INSTRUCTION: Your task is to give the data again, exactly, with every line intact.

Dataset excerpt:
━━━

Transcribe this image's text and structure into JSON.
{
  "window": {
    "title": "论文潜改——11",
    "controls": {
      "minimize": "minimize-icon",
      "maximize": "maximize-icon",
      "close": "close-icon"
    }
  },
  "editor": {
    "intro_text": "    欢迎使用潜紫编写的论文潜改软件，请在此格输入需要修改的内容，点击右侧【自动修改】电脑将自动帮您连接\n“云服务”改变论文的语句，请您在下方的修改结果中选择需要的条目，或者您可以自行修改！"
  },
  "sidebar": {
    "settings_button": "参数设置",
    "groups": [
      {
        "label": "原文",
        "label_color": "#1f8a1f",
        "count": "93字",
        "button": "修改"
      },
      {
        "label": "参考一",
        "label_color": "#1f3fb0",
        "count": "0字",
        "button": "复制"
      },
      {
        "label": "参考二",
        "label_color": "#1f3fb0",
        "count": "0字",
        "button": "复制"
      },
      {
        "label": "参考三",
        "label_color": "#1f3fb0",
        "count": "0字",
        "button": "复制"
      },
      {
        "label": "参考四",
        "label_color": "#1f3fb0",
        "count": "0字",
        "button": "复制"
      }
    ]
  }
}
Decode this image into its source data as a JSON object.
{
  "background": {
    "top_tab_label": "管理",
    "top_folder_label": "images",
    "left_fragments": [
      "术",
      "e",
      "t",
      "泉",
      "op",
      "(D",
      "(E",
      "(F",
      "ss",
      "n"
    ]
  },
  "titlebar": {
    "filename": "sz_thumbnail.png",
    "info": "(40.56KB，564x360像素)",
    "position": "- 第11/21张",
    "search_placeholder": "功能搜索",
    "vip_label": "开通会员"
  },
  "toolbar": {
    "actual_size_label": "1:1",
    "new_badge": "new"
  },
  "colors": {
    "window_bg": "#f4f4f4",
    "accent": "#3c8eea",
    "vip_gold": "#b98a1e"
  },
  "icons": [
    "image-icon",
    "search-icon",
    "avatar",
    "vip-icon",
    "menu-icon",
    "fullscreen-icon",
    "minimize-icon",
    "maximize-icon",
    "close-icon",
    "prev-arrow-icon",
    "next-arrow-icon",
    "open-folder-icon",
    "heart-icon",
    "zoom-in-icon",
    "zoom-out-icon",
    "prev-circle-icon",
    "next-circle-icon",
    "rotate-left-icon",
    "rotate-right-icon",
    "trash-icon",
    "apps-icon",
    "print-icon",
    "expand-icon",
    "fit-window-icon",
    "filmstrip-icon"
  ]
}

━━━

EXERCISE ANSWER:
Transcribe this image's text and structure into JSON.
{
  "window": {
    "title": "论文潜改——11",
    "controls": {
      "minimize": "minimize-icon",
      "maximize": "maximize-icon",
      "close": "close-icon"
    }
  },
  "editor": {
    "intro_text": "    欢迎使用潜紫编写的论文潜改软件，请在此格输入需要修改的内容，点击右侧【自动修改】电脑将自动帮您连接\n“云服务”改变论文的语句，请您在下方的修改结果中选择需要的条目，或者您可以自行修改！"
  },
  "sidebar": {
    "settings_button": "参数设置",
    "groups": [
      {
        "label": "原文",
        "label_color": "#1f8a1f",
        "count": "93字",
        "button": "修改"
      },
      {
        "label": "参考一",
        "label_color": "#1f3fb0",
        "count": "0字",
        "button": "复制"
      },
      {
        "label": "参考二",
        "label_color": "#1f3fb0",
        "count": "0字",
        "button": "复制"
      },
      {
        "label": "参考三",
        "label_color": "#1f3fb0",
        "count": "0字",
        "button": "复制"
      },
      {
        "label": "参考四",
        "label_color": "#1f3fb0",
        "count": "0字",
        "button": "复制"
      }
    ]
  }
}
Decode this image into its source data as a JSON object.
{
  "background": {
    "top_tab_label": "管理",
    "top_folder_label": "images",
    "left_fragments": [
      "术",
      "e",
      "t",
      "泉",
      "op",
      "(D",
      "(E",
      "(F",
      "ss",
      "n"
    ]
  },
  "titlebar": {
    "filename": "sz_thumbnail.png",
    "info": "(40.56KB，564x360像素)",
    "position": "- 第11/21张",
    "search_placeholder": "功能搜索",
    "vip_label": "开通会员"
  },
  "toolbar": {
    "actual_size_label": "1:1",
    "new_badge": "new"
  },
  "colors": {
    "window_bg": "#f4f4f4",
    "accent": "#3c8eea",
    "vip_gold": "#b98a1e"
  },
  "icons": [
    "image-icon",
    "search-icon",
    "avatar",
    "vip-icon",
    "menu-icon",
    "fullscreen-icon",
    "minimize-icon",
    "maximize-icon",
    "close-icon",
    "prev-arrow-icon",
    "next-arrow-icon",
    "open-folder-icon",
    "heart-icon",
    "zoom-in-icon",
    "zoom-out-icon",
    "prev-circle-icon",
    "next-circle-icon",
    "rotate-left-icon",
    "rotate-right-icon",
    "trash-icon",
    "apps-icon",
    "print-icon",
    "expand-icon",
    "fit-window-icon",
    "filmstrip-icon"
  ]
}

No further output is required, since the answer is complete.